> [Goal]:
Return the listing below exactly, with the pictures dropped.

> [Records for the exercise]:
☆ ☆ ☆ ☆ ☆
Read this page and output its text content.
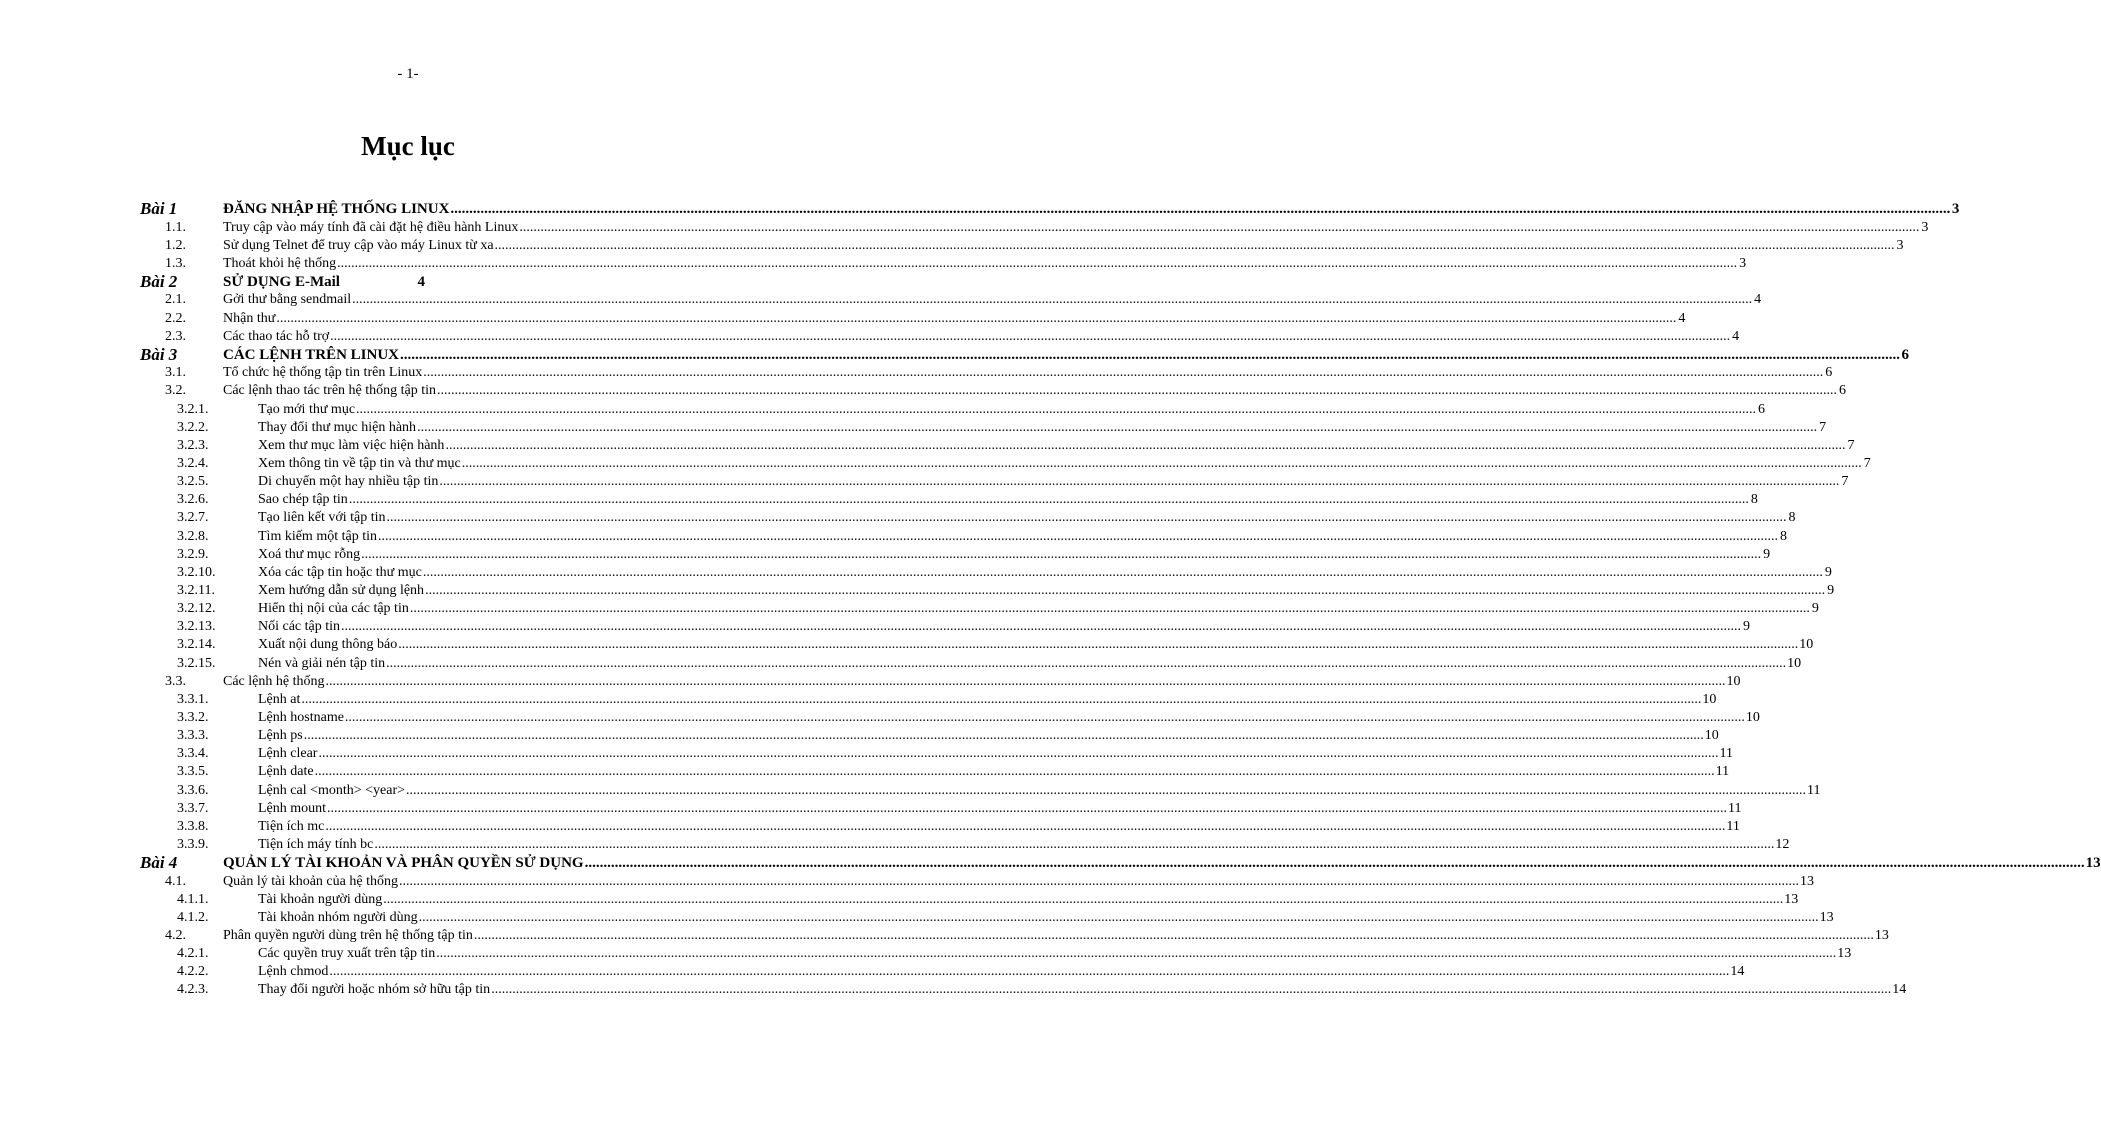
- 1-
Mục lục
Bài 1	ĐĂNG NHẬP HỆ THỐNG LINUX ................................................................................................................................................................................................................................................................................................................................................................................................................ 3
1.1.	Truy cập vào máy tính đã cài đặt hệ điều hành Linux ................................................................................................................................................................................................................................................................................................................................................................................................................ 3
1.2.	Sử dụng Telnet để truy cập vào máy Linux từ xa ................................................................................................................................................................................................................................................................................................................................................................................................................ 3
1.3.	Thoát khỏi hệ thống ................................................................................................................................................................................................................................................................................................................................................................................................................ 3
Bài 2	SỬ DỤNG E-Mail	4
2.1.	Gởi thư bằng sendmail ................................................................................................................................................................................................................................................................................................................................................................................................................ 4
2.2.	Nhận thư ................................................................................................................................................................................................................................................................................................................................................................................................................ 4
2.3.	Các thao tác hỗ trợ ................................................................................................................................................................................................................................................................................................................................................................................................................ 4
Bài 3	CÁC LỆNH TRÊN LINUX ................................................................................................................................................................................................................................................................................................................................................................................................................ 6
3.1.	Tổ chức hệ thống tập tin trên Linux ................................................................................................................................................................................................................................................................................................................................................................................................................ 6
3.2.	Các lệnh thao tác trên hệ thống tập tin ................................................................................................................................................................................................................................................................................................................................................................................................................ 6
3.2.1.	Tạo mới thư mục ................................................................................................................................................................................................................................................................................................................................................................................................................ 6
3.2.2.	Thay đổi thư mục hiện hành ................................................................................................................................................................................................................................................................................................................................................................................................................ 7
3.2.3.	Xem thư mục làm việc hiện hành ................................................................................................................................................................................................................................................................................................................................................................................................................ 7
3.2.4.	Xem thông tin về tập tin và thư mục ................................................................................................................................................................................................................................................................................................................................................................................................................ 7
3.2.5.	Di chuyển một hay nhiều tập tin ................................................................................................................................................................................................................................................................................................................................................................................................................ 7
3.2.6.	Sao chép tập tin ................................................................................................................................................................................................................................................................................................................................................................................................................ 8
3.2.7.	Tạo liên kết với tập tin ................................................................................................................................................................................................................................................................................................................................................................................................................ 8
3.2.8.	Tìm kiếm một tập tin ................................................................................................................................................................................................................................................................................................................................................................................................................ 8
3.2.9.	Xoá thư mục rỗng ................................................................................................................................................................................................................................................................................................................................................................................................................ 9
3.2.10.	Xóa các tập tin hoặc thư mục ................................................................................................................................................................................................................................................................................................................................................................................................................ 9
3.2.11.	Xem hướng dẫn sử dụng lệnh ................................................................................................................................................................................................................................................................................................................................................................................................................ 9
3.2.12.	Hiển thị nội của các tập tin ................................................................................................................................................................................................................................................................................................................................................................................................................ 9
3.2.13.	Nối các tập tin ................................................................................................................................................................................................................................................................................................................................................................................................................ 9
3.2.14.	Xuất nội dung thông báo ................................................................................................................................................................................................................................................................................................................................................................................................................ 10
3.2.15.	Nén và giải nén tập tin ................................................................................................................................................................................................................................................................................................................................................................................................................ 10
3.3.	Các lệnh hệ thống ................................................................................................................................................................................................................................................................................................................................................................................................................ 10
3.3.1.	Lệnh at ................................................................................................................................................................................................................................................................................................................................................................................................................ 10
3.3.2.	Lệnh hostname ................................................................................................................................................................................................................................................................................................................................................................................................................ 10
3.3.3.	Lệnh ps ................................................................................................................................................................................................................................................................................................................................................................................................................ 10
3.3.4.	Lệnh clear ................................................................................................................................................................................................................................................................................................................................................................................................................ 11
3.3.5.	Lệnh date ................................................................................................................................................................................................................................................................................................................................................................................................................ 11
3.3.6.	Lệnh cal <month> <year> ................................................................................................................................................................................................................................................................................................................................................................................................................ 11
3.3.7.	Lệnh mount ................................................................................................................................................................................................................................................................................................................................................................................................................ 11
3.3.8.	Tiện ích mc ................................................................................................................................................................................................................................................................................................................................................................................................................ 11
3.3.9.	Tiện ích máy tính bc ................................................................................................................................................................................................................................................................................................................................................................................................................ 12
Bài 4	QUẢN LÝ TÀI KHOẢN VÀ PHÂN QUYỀN SỬ DỤNG ................................................................................................................................................................................................................................................................................................................................................................................................................ 13
4.1.	Quản lý tài khoản của hệ thống ................................................................................................................................................................................................................................................................................................................................................................................................................ 13
4.1.1.	Tài khoản người dùng ................................................................................................................................................................................................................................................................................................................................................................................................................ 13
4.1.2.	Tài khoản nhóm người dùng ................................................................................................................................................................................................................................................................................................................................................................................................................ 13
4.2.	Phân quyền người dùng trên hệ thống tập tin ................................................................................................................................................................................................................................................................................................................................................................................................................ 13
4.2.1.	Các quyền truy xuất trên tập tin ................................................................................................................................................................................................................................................................................................................................................................................................................ 13
4.2.2.	Lệnh chmod ................................................................................................................................................................................................................................................................................................................................................................................................................ 14
4.2.3.	Thay đổi người hoặc nhóm sở hữu tập tin ................................................................................................................................................................................................................................................................................................................................................................................................................ 14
☆ ☆ ☆ ☆ ☆
> [Written reply]:
Read this page and output its text content.
- 1-
Mục lục
Bài 1	ĐĂNG NHẬP HỆ THỐNG LINUX ................................................................................................................................................................................................................................................................................................................................................................................................................ 3
1.1.	Truy cập vào máy tính đã cài đặt hệ điều hành Linux ................................................................................................................................................................................................................................................................................................................................................................................................................ 3
1.2.	Sử dụng Telnet để truy cập vào máy Linux từ xa ................................................................................................................................................................................................................................................................................................................................................................................................................ 3
1.3.	Thoát khỏi hệ thống ................................................................................................................................................................................................................................................................................................................................................................................................................ 3
Bài 2	SỬ DỤNG E-Mail	4
2.1.	Gởi thư bằng sendmail ................................................................................................................................................................................................................................................................................................................................................................................................................ 4
2.2.	Nhận thư ................................................................................................................................................................................................................................................................................................................................................................................................................ 4
2.3.	Các thao tác hỗ trợ ................................................................................................................................................................................................................................................................................................................................................................................................................ 4
Bài 3	CÁC LỆNH TRÊN LINUX ................................................................................................................................................................................................................................................................................................................................................................................................................ 6
3.1.	Tổ chức hệ thống tập tin trên Linux ................................................................................................................................................................................................................................................................................................................................................................................................................ 6
3.2.	Các lệnh thao tác trên hệ thống tập tin ................................................................................................................................................................................................................................................................................................................................................................................................................ 6
3.2.1.	Tạo mới thư mục ................................................................................................................................................................................................................................................................................................................................................................................................................ 6
3.2.2.	Thay đổi thư mục hiện hành ................................................................................................................................................................................................................................................................................................................................................................................................................ 7
3.2.3.	Xem thư mục làm việc hiện hành ................................................................................................................................................................................................................................................................................................................................................................................................................ 7
3.2.4.	Xem thông tin về tập tin và thư mục ................................................................................................................................................................................................................................................................................................................................................................................................................ 7
3.2.5.	Di chuyển một hay nhiều tập tin ................................................................................................................................................................................................................................................................................................................................................................................................................ 7
3.2.6.	Sao chép tập tin ................................................................................................................................................................................................................................................................................................................................................................................................................ 8
3.2.7.	Tạo liên kết với tập tin ................................................................................................................................................................................................................................................................................................................................................................................................................ 8
3.2.8.	Tìm kiếm một tập tin ................................................................................................................................................................................................................................................................................................................................................................................................................ 8
3.2.9.	Xoá thư mục rỗng ................................................................................................................................................................................................................................................................................................................................................................................................................ 9
3.2.10.	Xóa các tập tin hoặc thư mục ................................................................................................................................................................................................................................................................................................................................................................................................................ 9
3.2.11.	Xem hướng dẫn sử dụng lệnh ................................................................................................................................................................................................................................................................................................................................................................................................................ 9
3.2.12.	Hiển thị nội của các tập tin ................................................................................................................................................................................................................................................................................................................................................................................................................ 9
3.2.13.	Nối các tập tin ................................................................................................................................................................................................................................................................................................................................................................................................................ 9
3.2.14.	Xuất nội dung thông báo ................................................................................................................................................................................................................................................................................................................................................................................................................ 10
3.2.15.	Nén và giải nén tập tin ................................................................................................................................................................................................................................................................................................................................................................................................................ 10
3.3.	Các lệnh hệ thống ................................................................................................................................................................................................................................................................................................................................................................................................................ 10
3.3.1.	Lệnh at ................................................................................................................................................................................................................................................................................................................................................................................................................ 10
3.3.2.	Lệnh hostname ................................................................................................................................................................................................................................................................................................................................................................................................................ 10
3.3.3.	Lệnh ps ................................................................................................................................................................................................................................................................................................................................................................................................................ 10
3.3.4.	Lệnh clear ................................................................................................................................................................................................................................................................................................................................................................................................................ 11
3.3.5.	Lệnh date ................................................................................................................................................................................................................................................................................................................................................................................................................ 11
3.3.6.	Lệnh cal <month> <year> ................................................................................................................................................................................................................................................................................................................................................................................................................ 11
3.3.7.	Lệnh mount ................................................................................................................................................................................................................................................................................................................................................................................................................ 11
3.3.8.	Tiện ích mc ................................................................................................................................................................................................................................................................................................................................................................................................................ 11
3.3.9.	Tiện ích máy tính bc ................................................................................................................................................................................................................................................................................................................................................................................................................ 12
Bài 4	QUẢN LÝ TÀI KHOẢN VÀ PHÂN QUYỀN SỬ DỤNG ................................................................................................................................................................................................................................................................................................................................................................................................................ 13
4.1.	Quản lý tài khoản của hệ thống ................................................................................................................................................................................................................................................................................................................................................................................................................ 13
4.1.1.	Tài khoản người dùng ................................................................................................................................................................................................................................................................................................................................................................................................................ 13
4.1.2.	Tài khoản nhóm người dùng ................................................................................................................................................................................................................................................................................................................................................................................................................ 13
4.2.	Phân quyền người dùng trên hệ thống tập tin ................................................................................................................................................................................................................................................................................................................................................................................................................ 13
4.2.1.	Các quyền truy xuất trên tập tin ................................................................................................................................................................................................................................................................................................................................................................................................................ 13
4.2.2.	Lệnh chmod ................................................................................................................................................................................................................................................................................................................................................................................................................ 14
4.2.3.	Thay đổi người hoặc nhóm sở hữu tập tin ................................................................................................................................................................................................................................................................................................................................................................................................................ 14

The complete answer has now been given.